Dataset records:
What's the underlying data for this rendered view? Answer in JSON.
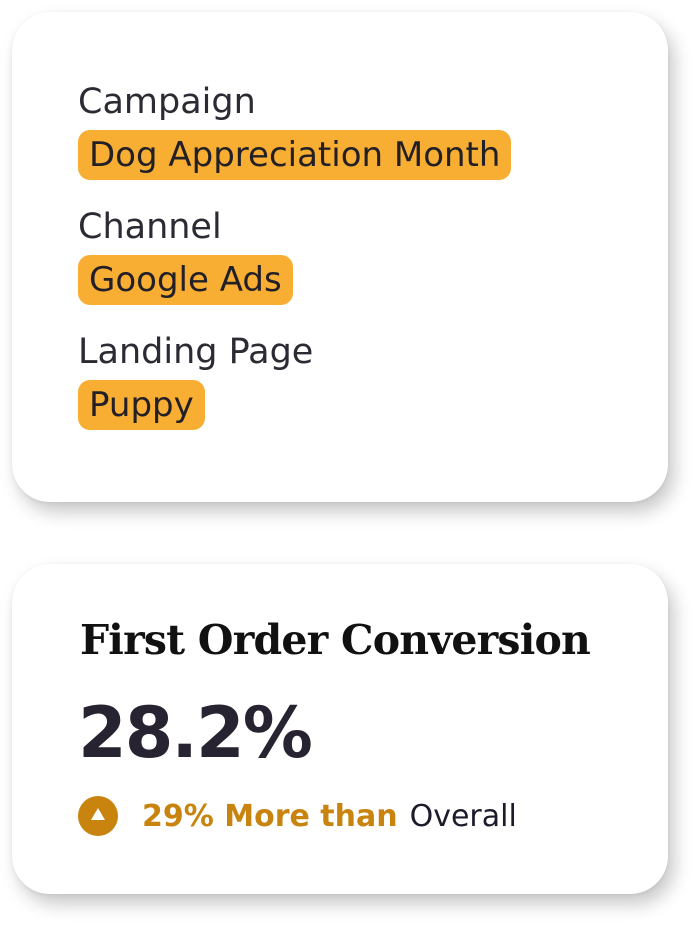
{
  "attributes": {
    "campaign": {
      "label": "Campaign",
      "value": "Dog Appreciation Month"
    },
    "channel": {
      "label": "Channel",
      "value": "Google Ads"
    },
    "landing_page": {
      "label": "Landing Page",
      "value": "Puppy"
    }
  },
  "metric": {
    "title": "First Order Conversion",
    "value": "28.2%",
    "comparison": {
      "delta_text": "29% More than",
      "baseline_text": "Overall",
      "direction": "up",
      "icon": "arrow-up-circle-icon"
    }
  },
  "colors": {
    "tag_background": "#f8ae32",
    "accent": "#c9840f",
    "text_dark": "#272331",
    "card_background": "#ffffff"
  }
}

YOUR INSTRUCTIONS: Every line above should be repeated exactly; pictures stay out of the copy.

RESULT FOR THIS TASK:
What's the underlying data for this rendered view? Answer in JSON.
{
  "attributes": {
    "campaign": {
      "label": "Campaign",
      "value": "Dog Appreciation Month"
    },
    "channel": {
      "label": "Channel",
      "value": "Google Ads"
    },
    "landing_page": {
      "label": "Landing Page",
      "value": "Puppy"
    }
  },
  "metric": {
    "title": "First Order Conversion",
    "value": "28.2%",
    "comparison": {
      "delta_text": "29% More than",
      "baseline_text": "Overall",
      "direction": "up",
      "icon": "arrow-up-circle-icon"
    }
  },
  "colors": {
    "tag_background": "#f8ae32",
    "accent": "#c9840f",
    "text_dark": "#272331",
    "card_background": "#ffffff"
  }
}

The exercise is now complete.